**What is asked**.
Convert every line of the records that follow into a JSON list of strings, one string per line, omitting blank lines and leaving the pictures out.

**Entries**.
###
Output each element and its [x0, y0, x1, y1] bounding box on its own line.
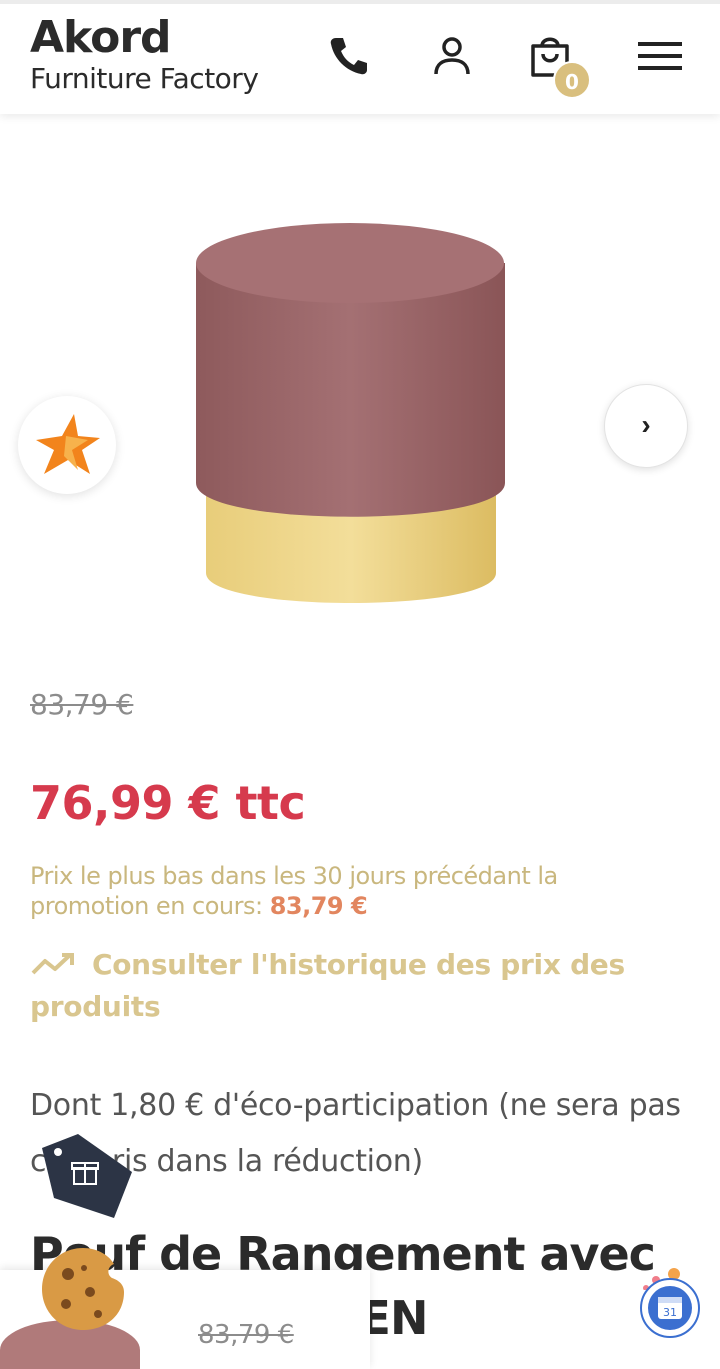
brand-subtitle[interactable]: Furniture Factory [30, 62, 259, 95]
lowest-price-notice: Prix le plus bas dans les 30 jours précé… [30, 861, 670, 921]
current-price: 76,99 € ttc [30, 776, 306, 830]
cookie-consent-icon[interactable] [38, 1244, 128, 1334]
price-history-link[interactable]: Consulter l'historique des prix des prod… [30, 944, 690, 1028]
store-badge [18, 396, 116, 494]
sticky-old-price: 83,79 € [198, 1320, 294, 1350]
menu-icon[interactable] [636, 32, 684, 80]
trend-icon [31, 953, 74, 975]
calendar-icon: 31 [648, 1286, 692, 1330]
price-history-label[interactable]: Consulter l'historique des prix des prod… [30, 948, 625, 1023]
gallery-next-button[interactable]: › [604, 384, 688, 468]
product-image[interactable] [190, 218, 510, 613]
gift-promo-button[interactable] [34, 1128, 138, 1224]
star-logo-icon [36, 414, 100, 474]
cart-count-badge: 0 [553, 61, 591, 99]
product-gallery[interactable]: › [0, 114, 720, 654]
brand-logo[interactable]: Akord [30, 12, 172, 63]
account-icon[interactable] [428, 32, 476, 80]
calendar-widget-button[interactable]: 31 [640, 1278, 700, 1338]
phone-icon[interactable] [324, 32, 372, 80]
old-price: 83,79 € [30, 688, 134, 721]
site-header: Akord Furniture Factory 0 [0, 0, 720, 114]
lowest-price-value: 83,79 € [269, 892, 368, 920]
svg-text:31: 31 [663, 1306, 677, 1319]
###
**Written response**.
[
  "Output each element and its [x0, y0, x1, y1] bounding box on its own line.",
  "brand-subtitle[interactable]: Furniture Factory [30, 62, 259, 95]",
  "lowest-price-notice: Prix le plus bas dans les 30 jours précé… [30, 861, 670, 921]",
  "current-price: 76,99 € ttc [30, 776, 306, 830]",
  "cookie-consent-icon[interactable] [38, 1244, 128, 1334]",
  "price-history-link[interactable]: Consulter l'historique des prix des prod… [30, 944, 690, 1028]",
  "store-badge [18, 396, 116, 494]",
  "sticky-old-price: 83,79 € [198, 1320, 294, 1350]",
  "menu-icon[interactable] [636, 32, 684, 80]",
  "trend-icon [31, 953, 74, 975]",
  "calendar-icon: 31 [648, 1286, 692, 1330]",
  "price-history-label[interactable]: Consulter l'historique des prix des prod… [30, 948, 625, 1023]",
  "gallery-next-button[interactable]: › [604, 384, 688, 468]",
  "product-image[interactable] [190, 218, 510, 613]",
  "gift-promo-button[interactable] [34, 1128, 138, 1224]",
  "star-logo-icon [36, 414, 100, 474]",
  "cart-count-badge: 0 [553, 61, 591, 99]",
  "product-gallery[interactable]: › [0, 114, 720, 654]",
  "brand-logo[interactable]: Akord [30, 12, 172, 63]",
  "account-icon[interactable] [428, 32, 476, 80]",
  "calendar-widget-button[interactable]: 31 [640, 1278, 700, 1338]",
  "phone-icon[interactable] [324, 32, 372, 80]",
  "old-price: 83,79 € [30, 688, 134, 721]",
  "site-header: Akord Furniture Factory 0 [0, 0, 720, 114]",
  "lowest-price-value: 83,79 € [269, 892, 368, 920]",
  "svg-text:31: 31 [663, 1306, 677, 1319]"
]